**What you will do**: Pull out every line below that holds the word "heading".

**Dataset items**:
******************************

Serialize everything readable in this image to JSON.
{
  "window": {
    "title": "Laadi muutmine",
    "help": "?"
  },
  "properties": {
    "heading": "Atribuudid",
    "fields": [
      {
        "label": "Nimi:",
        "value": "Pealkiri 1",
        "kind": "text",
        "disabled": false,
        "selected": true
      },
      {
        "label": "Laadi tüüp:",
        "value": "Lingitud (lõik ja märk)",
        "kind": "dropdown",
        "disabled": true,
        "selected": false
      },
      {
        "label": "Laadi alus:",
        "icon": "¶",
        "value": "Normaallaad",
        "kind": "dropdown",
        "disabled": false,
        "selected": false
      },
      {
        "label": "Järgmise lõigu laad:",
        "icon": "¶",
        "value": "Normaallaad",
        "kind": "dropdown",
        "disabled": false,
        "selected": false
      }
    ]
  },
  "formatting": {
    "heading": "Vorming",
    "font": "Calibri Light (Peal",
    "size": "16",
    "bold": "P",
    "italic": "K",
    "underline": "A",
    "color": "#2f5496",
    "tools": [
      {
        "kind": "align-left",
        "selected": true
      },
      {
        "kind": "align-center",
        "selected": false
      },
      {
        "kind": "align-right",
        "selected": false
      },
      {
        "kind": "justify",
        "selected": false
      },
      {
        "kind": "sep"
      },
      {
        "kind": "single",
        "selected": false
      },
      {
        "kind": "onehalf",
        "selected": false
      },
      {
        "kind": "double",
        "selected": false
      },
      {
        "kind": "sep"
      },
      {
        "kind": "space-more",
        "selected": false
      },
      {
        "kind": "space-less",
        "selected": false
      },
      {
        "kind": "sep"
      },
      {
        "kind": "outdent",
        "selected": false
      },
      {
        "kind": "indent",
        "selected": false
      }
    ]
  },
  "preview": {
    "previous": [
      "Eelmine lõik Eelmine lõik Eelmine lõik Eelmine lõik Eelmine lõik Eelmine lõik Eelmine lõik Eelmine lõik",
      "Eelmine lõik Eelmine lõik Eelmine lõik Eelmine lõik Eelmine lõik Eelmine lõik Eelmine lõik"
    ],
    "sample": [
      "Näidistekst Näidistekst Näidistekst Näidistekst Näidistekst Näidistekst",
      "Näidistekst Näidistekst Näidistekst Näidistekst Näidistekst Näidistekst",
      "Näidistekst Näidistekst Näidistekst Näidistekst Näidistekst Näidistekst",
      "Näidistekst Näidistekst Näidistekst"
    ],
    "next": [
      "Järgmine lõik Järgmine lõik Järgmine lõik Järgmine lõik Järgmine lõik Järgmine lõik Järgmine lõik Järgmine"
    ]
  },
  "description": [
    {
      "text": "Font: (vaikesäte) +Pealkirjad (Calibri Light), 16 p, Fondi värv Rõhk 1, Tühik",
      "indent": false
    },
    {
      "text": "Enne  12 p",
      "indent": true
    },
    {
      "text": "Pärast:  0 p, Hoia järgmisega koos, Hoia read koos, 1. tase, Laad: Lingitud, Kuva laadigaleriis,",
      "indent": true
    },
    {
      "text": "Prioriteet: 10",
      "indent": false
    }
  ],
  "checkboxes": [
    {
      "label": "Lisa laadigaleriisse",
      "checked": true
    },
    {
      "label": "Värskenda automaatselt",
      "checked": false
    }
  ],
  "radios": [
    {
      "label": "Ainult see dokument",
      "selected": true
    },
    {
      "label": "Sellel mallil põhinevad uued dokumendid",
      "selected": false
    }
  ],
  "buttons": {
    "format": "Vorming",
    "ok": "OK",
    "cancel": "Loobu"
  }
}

******************************

**Response**:
    "heading": "Atribuudid",
    "heading": "Vorming",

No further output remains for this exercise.